═══ Data rows
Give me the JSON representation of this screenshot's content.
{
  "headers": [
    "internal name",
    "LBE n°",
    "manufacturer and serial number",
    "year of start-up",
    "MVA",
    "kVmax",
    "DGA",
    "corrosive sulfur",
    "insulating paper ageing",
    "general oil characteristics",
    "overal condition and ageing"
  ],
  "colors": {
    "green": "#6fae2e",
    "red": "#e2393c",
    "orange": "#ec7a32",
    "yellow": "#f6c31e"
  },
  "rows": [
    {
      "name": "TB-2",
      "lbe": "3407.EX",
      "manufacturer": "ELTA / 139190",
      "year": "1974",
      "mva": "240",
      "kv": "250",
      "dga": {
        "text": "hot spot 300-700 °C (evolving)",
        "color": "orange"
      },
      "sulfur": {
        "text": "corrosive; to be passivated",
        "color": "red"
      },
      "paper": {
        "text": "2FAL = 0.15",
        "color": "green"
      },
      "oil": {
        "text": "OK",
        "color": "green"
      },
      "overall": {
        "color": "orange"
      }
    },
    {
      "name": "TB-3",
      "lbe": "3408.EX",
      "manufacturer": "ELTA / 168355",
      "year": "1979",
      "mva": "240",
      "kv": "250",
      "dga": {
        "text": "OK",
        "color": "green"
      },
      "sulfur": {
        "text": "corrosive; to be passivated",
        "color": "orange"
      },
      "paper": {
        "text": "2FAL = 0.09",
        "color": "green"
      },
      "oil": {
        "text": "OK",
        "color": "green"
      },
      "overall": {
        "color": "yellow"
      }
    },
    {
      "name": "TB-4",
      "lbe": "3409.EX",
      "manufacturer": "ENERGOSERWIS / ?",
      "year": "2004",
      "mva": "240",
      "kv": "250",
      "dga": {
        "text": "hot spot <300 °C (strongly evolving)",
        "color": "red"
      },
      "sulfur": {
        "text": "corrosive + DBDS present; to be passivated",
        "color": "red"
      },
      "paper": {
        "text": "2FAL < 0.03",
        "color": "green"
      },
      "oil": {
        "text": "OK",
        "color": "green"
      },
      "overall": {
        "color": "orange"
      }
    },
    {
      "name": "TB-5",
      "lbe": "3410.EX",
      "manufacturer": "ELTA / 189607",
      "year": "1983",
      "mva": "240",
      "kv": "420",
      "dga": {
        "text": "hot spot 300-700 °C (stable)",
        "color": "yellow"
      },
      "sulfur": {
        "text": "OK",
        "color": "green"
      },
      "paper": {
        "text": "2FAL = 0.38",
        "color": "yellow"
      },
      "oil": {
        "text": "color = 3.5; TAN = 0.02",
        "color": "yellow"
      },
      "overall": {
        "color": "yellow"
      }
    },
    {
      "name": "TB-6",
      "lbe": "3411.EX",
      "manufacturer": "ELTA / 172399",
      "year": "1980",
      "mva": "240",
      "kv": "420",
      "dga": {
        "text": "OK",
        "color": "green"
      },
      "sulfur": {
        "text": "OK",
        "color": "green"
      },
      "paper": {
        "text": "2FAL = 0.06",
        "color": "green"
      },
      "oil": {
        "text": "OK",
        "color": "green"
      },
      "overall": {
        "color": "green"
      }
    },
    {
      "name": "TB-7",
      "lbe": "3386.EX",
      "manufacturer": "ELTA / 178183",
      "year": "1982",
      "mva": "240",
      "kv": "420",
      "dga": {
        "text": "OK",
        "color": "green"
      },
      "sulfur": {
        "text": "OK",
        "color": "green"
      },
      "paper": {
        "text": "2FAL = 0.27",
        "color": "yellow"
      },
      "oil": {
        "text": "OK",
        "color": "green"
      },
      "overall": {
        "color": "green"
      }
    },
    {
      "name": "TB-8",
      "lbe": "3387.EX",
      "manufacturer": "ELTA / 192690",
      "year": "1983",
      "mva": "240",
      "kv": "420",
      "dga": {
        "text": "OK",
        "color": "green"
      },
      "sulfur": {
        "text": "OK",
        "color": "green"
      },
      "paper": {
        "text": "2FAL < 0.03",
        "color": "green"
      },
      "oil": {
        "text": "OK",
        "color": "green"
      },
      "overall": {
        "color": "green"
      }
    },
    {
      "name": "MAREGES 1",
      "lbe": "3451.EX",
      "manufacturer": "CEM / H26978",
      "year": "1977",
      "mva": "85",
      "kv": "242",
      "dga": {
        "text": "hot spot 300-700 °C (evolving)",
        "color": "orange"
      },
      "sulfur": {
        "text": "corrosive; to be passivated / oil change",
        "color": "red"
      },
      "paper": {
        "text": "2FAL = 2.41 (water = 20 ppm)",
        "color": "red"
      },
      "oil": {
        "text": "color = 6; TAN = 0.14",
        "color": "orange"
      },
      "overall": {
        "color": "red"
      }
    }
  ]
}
══════
Task brief » List every line above that contains the word "ageing".

Problem solution »
    "insulating paper ageing",
    "overal condition and ageing"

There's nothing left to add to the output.